▸ SHORT TASK: Please transcribe the data below exactly. Leave the pictures out.

▸ DATA PROVIDED:
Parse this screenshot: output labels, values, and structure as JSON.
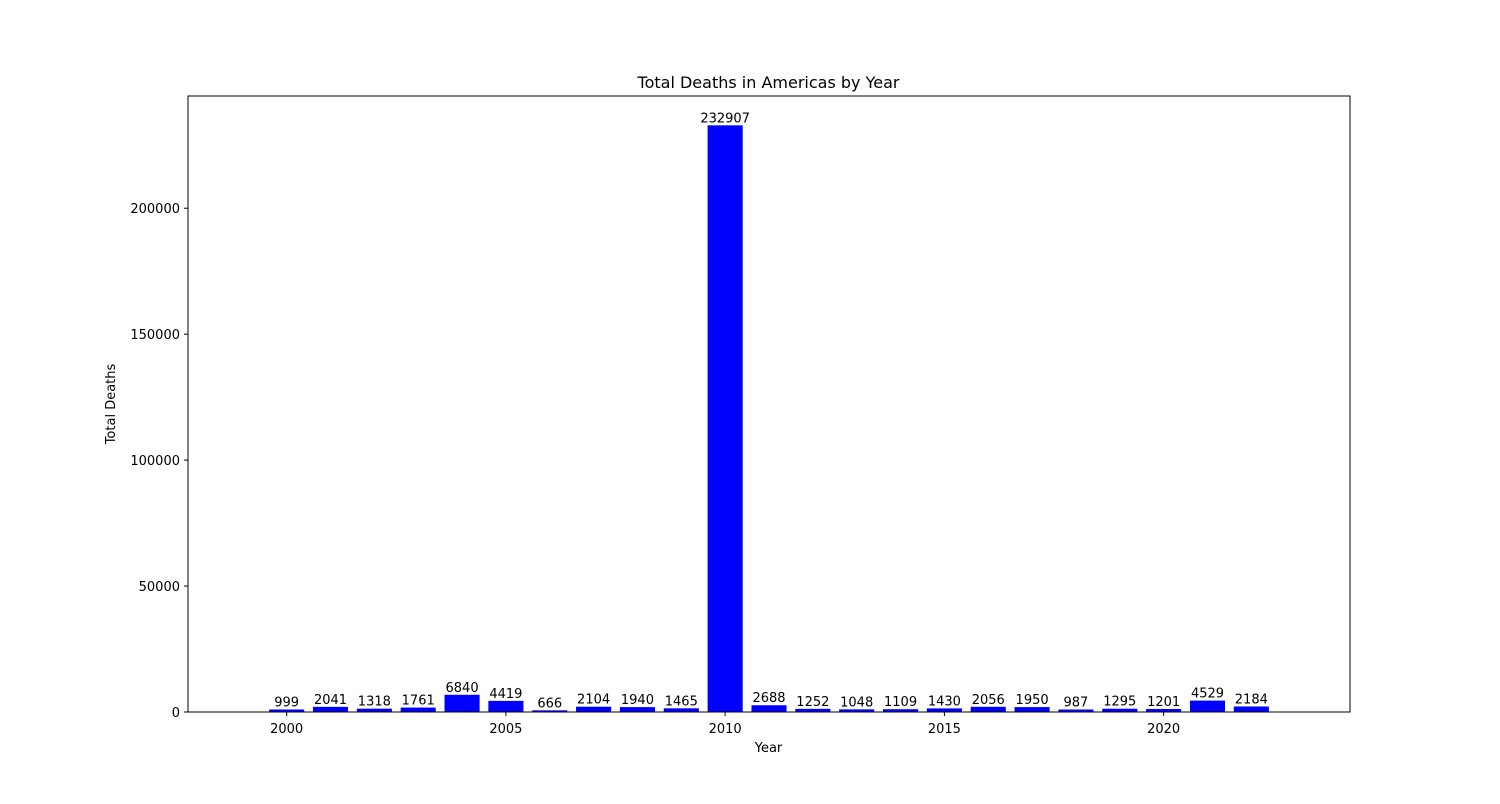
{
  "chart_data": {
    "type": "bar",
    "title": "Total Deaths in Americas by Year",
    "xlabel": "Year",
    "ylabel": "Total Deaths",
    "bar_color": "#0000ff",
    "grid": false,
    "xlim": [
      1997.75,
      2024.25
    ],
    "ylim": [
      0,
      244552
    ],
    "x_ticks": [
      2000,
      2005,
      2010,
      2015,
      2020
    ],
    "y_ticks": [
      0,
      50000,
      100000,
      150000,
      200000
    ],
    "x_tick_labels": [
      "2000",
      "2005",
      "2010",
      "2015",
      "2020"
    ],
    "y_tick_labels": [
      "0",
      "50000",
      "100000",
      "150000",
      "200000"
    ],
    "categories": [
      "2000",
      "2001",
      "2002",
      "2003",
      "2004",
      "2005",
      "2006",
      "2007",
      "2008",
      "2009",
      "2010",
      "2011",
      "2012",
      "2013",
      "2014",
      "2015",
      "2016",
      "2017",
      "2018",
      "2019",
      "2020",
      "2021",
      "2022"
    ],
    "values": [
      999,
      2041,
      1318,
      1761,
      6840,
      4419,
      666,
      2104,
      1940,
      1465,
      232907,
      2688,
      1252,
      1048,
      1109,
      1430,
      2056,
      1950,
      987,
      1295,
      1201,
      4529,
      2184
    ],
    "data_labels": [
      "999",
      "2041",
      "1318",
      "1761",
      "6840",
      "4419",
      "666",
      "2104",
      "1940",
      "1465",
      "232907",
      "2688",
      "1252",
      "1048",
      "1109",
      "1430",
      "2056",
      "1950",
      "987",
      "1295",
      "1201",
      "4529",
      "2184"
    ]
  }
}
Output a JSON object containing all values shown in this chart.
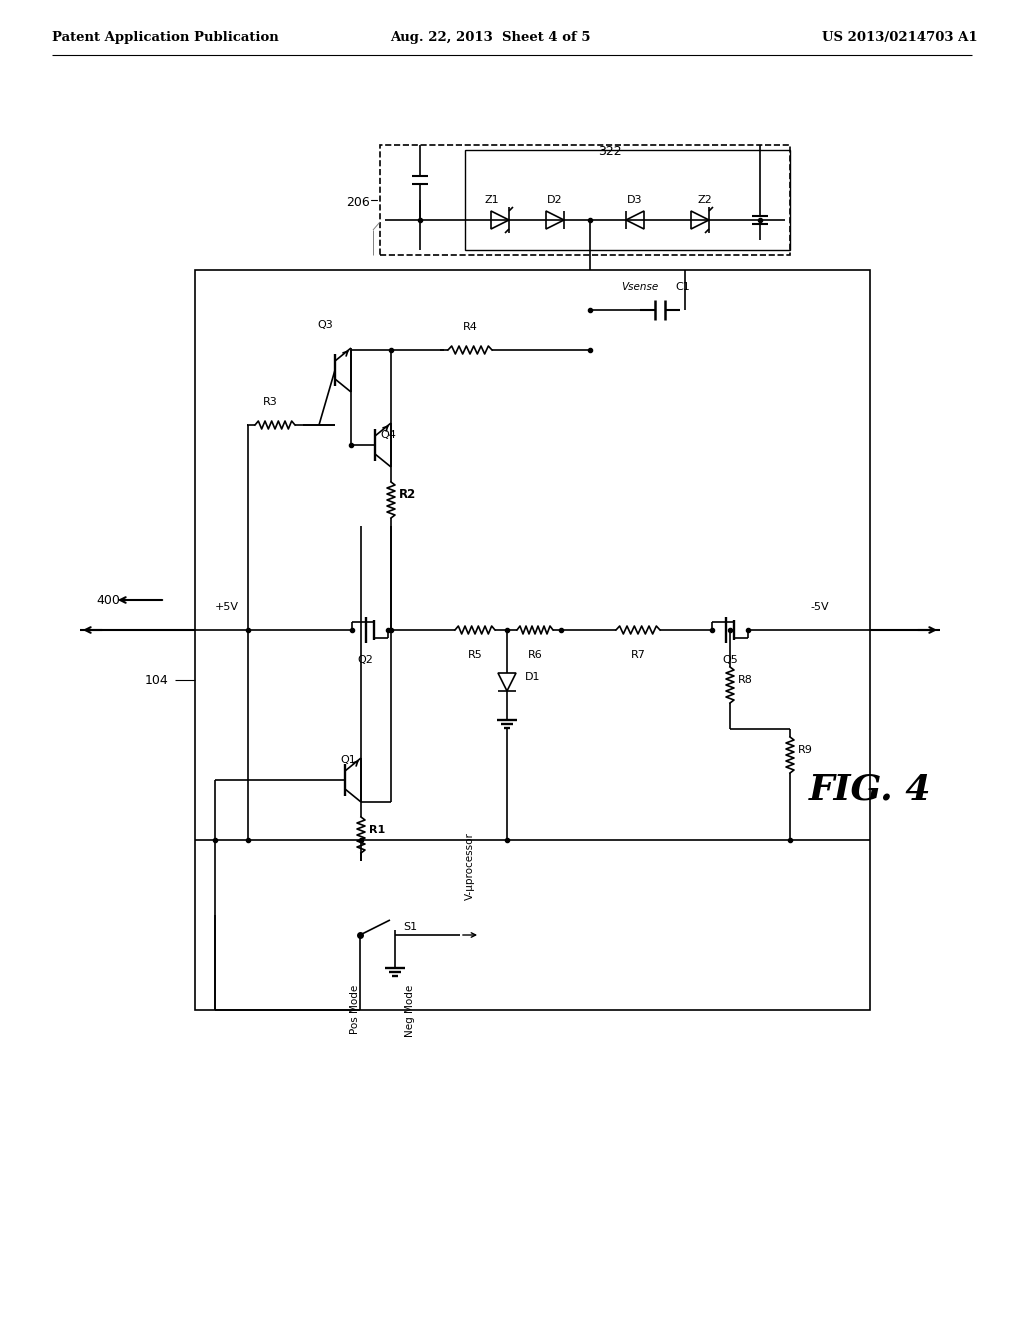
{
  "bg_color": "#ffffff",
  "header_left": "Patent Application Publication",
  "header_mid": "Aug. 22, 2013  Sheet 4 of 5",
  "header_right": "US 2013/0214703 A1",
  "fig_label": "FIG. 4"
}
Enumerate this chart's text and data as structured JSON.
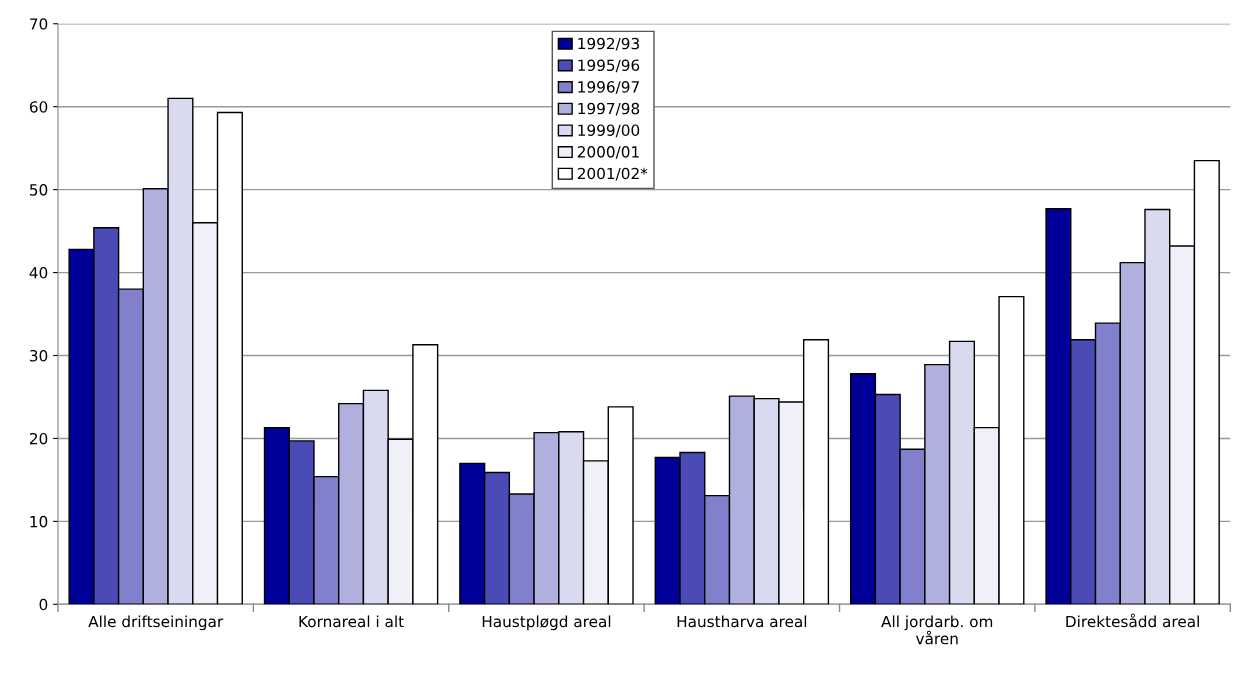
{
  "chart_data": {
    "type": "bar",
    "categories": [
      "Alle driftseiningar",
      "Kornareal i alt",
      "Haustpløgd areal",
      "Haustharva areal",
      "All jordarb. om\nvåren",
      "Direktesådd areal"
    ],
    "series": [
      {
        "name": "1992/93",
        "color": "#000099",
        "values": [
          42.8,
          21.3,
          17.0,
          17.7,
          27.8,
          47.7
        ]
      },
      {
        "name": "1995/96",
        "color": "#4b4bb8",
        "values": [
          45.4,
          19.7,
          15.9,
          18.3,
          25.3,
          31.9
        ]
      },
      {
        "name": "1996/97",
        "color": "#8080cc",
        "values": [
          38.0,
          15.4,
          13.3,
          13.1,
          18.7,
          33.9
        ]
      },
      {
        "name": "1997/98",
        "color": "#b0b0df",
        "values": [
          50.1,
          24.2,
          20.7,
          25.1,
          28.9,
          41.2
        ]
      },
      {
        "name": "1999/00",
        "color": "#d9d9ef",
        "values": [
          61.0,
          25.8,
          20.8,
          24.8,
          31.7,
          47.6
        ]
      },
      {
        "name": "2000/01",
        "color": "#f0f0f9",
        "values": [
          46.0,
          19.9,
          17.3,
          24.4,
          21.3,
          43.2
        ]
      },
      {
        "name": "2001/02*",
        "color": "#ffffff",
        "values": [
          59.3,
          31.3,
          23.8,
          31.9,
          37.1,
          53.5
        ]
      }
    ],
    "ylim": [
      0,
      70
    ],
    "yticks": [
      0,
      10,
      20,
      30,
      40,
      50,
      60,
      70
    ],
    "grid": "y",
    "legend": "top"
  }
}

▸ WRITTEN SOLUTION:
Parse this screenshot: output labels, values, and structure as JSON.
{
  "chart_data": {
    "type": "bar",
    "title": "Total Deaths in Americas by Year",
    "xlabel": "Year",
    "ylabel": "Total Deaths",
    "bar_color": "#0000ff",
    "grid": false,
    "xlim": [
      1997.75,
      2024.25
    ],
    "ylim": [
      0,
      244552
    ],
    "x_ticks": [
      2000,
      2005,
      2010,
      2015,
      2020
    ],
    "y_ticks": [
      0,
      50000,
      100000,
      150000,
      200000
    ],
    "x_tick_labels": [
      "2000",
      "2005",
      "2010",
      "2015",
      "2020"
    ],
    "y_tick_labels": [
      "0",
      "50000",
      "100000",
      "150000",
      "200000"
    ],
    "categories": [
      "2000",
      "2001",
      "2002",
      "2003",
      "2004",
      "2005",
      "2006",
      "2007",
      "2008",
      "2009",
      "2010",
      "2011",
      "2012",
      "2013",
      "2014",
      "2015",
      "2016",
      "2017",
      "2018",
      "2019",
      "2020",
      "2021",
      "2022"
    ],
    "values": [
      999,
      2041,
      1318,
      1761,
      6840,
      4419,
      666,
      2104,
      1940,
      1465,
      232907,
      2688,
      1252,
      1048,
      1109,
      1430,
      2056,
      1950,
      987,
      1295,
      1201,
      4529,
      2184
    ],
    "data_labels": [
      "999",
      "2041",
      "1318",
      "1761",
      "6840",
      "4419",
      "666",
      "2104",
      "1940",
      "1465",
      "232907",
      "2688",
      "1252",
      "1048",
      "1109",
      "1430",
      "2056",
      "1950",
      "987",
      "1295",
      "1201",
      "4529",
      "2184"
    ]
  }
}
Output a JSON object containing all values shown in this chart.
{
  "bg_color": "#ffffff",
  "header_left": "Patent Application Publication",
  "header_mid": "Aug. 22, 2013  Sheet 4 of 5",
  "header_right": "US 2013/0214703 A1",
  "fig_label": "FIG. 4"
}
Enumerate this chart's text and data as structured JSON.
{
  "chart_data": {
    "type": "bar",
    "categories": [
      "Alle driftseiningar",
      "Kornareal i alt",
      "Haustpløgd areal",
      "Haustharva areal",
      "All jordarb. om\nvåren",
      "Direktesådd areal"
    ],
    "series": [
      {
        "name": "1992/93",
        "color": "#000099",
        "values": [
          42.8,
          21.3,
          17.0,
          17.7,
          27.8,
          47.7
        ]
      },
      {
        "name": "1995/96",
        "color": "#4b4bb8",
        "values": [
          45.4,
          19.7,
          15.9,
          18.3,
          25.3,
          31.9
        ]
      },
      {
        "name": "1996/97",
        "color": "#8080cc",
        "values": [
          38.0,
          15.4,
          13.3,
          13.1,
          18.7,
          33.9
        ]
      },
      {
        "name": "1997/98",
        "color": "#b0b0df",
        "values": [
          50.1,
          24.2,
          20.7,
          25.1,
          28.9,
          41.2
        ]
      },
      {
        "name": "1999/00",
        "color": "#d9d9ef",
        "values": [
          61.0,
          25.8,
          20.8,
          24.8,
          31.7,
          47.6
        ]
      },
      {
        "name": "2000/01",
        "color": "#f0f0f9",
        "values": [
          46.0,
          19.9,
          17.3,
          24.4,
          21.3,
          43.2
        ]
      },
      {
        "name": "2001/02*",
        "color": "#ffffff",
        "values": [
          59.3,
          31.3,
          23.8,
          31.9,
          37.1,
          53.5
        ]
      }
    ],
    "ylim": [
      0,
      70
    ],
    "yticks": [
      0,
      10,
      20,
      30,
      40,
      50,
      60,
      70
    ],
    "grid": "y",
    "legend": "top"
  }
}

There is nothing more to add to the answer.